══ GIVEN RECORDS ══
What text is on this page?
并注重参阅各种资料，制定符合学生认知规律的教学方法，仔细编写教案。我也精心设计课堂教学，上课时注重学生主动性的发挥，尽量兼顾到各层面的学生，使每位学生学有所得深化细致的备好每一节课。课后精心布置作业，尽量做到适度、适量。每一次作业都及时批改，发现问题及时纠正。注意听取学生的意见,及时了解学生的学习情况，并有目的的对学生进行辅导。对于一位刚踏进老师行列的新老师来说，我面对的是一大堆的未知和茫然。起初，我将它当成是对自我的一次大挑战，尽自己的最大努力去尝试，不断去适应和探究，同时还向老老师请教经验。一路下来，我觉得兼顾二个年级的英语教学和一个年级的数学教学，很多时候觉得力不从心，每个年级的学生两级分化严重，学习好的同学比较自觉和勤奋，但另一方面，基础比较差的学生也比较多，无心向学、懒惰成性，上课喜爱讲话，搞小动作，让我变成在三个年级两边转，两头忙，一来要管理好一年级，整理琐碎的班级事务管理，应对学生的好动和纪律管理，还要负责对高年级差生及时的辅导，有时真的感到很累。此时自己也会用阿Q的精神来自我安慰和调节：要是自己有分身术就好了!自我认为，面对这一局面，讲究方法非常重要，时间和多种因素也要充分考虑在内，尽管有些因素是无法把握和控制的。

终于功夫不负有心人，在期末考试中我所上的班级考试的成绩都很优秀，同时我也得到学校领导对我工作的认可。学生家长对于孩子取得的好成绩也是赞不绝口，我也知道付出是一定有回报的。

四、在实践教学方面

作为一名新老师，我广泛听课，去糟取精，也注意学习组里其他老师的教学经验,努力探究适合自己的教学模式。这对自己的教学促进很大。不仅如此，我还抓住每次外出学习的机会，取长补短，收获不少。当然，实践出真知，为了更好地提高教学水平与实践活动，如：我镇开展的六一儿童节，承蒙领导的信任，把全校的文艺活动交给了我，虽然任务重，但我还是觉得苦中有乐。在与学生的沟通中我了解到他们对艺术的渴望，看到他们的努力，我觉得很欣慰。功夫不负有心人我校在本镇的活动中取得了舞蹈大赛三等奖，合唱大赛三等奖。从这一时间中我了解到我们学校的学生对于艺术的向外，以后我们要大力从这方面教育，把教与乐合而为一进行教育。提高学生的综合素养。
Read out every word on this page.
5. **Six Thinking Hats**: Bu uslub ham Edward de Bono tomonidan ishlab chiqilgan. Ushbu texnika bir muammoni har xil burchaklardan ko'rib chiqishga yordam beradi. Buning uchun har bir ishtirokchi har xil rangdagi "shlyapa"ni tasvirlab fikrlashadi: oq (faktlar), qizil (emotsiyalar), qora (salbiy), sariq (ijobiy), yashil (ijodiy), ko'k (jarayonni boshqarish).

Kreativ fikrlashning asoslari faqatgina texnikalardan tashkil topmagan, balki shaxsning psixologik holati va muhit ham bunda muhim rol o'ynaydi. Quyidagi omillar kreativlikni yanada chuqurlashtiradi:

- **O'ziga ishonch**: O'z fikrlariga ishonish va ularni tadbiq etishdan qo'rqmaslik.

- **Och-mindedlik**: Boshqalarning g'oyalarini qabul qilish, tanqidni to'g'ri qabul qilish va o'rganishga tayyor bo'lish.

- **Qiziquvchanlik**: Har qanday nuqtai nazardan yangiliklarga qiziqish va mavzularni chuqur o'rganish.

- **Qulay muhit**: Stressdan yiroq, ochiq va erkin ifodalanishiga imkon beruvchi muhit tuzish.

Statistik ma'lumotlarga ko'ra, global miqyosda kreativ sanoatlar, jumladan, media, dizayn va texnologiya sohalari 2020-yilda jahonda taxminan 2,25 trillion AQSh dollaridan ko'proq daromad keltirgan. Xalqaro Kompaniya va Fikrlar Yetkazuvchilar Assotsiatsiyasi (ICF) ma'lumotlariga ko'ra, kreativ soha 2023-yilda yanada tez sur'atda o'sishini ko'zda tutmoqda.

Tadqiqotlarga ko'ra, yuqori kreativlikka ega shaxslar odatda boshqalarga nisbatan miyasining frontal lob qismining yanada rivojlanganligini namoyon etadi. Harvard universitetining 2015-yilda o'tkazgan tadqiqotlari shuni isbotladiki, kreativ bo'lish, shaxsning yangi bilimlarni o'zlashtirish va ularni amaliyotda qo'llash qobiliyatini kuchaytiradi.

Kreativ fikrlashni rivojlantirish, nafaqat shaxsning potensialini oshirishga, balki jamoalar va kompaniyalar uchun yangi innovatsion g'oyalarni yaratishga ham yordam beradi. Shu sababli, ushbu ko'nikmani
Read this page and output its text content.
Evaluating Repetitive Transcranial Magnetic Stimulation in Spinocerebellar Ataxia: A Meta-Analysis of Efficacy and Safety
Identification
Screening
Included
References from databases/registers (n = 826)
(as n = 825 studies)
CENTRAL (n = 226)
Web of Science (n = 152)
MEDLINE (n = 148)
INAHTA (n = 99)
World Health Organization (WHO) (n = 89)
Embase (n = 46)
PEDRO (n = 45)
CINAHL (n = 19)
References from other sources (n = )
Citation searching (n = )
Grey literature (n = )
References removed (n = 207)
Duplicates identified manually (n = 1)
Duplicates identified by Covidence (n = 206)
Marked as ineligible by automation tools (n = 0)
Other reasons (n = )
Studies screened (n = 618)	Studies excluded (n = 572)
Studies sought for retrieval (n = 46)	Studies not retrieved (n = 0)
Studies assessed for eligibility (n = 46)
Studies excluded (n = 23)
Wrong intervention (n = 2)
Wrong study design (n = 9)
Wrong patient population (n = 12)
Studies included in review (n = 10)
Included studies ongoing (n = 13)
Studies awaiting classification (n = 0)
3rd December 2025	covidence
═══
*GIVEN PROBLEM:* From the records above, copy every line that holds the word "this".

*FULL SOLUTION:*
What text is on this page?
Read out every word on this page.
Read this page and output its text content.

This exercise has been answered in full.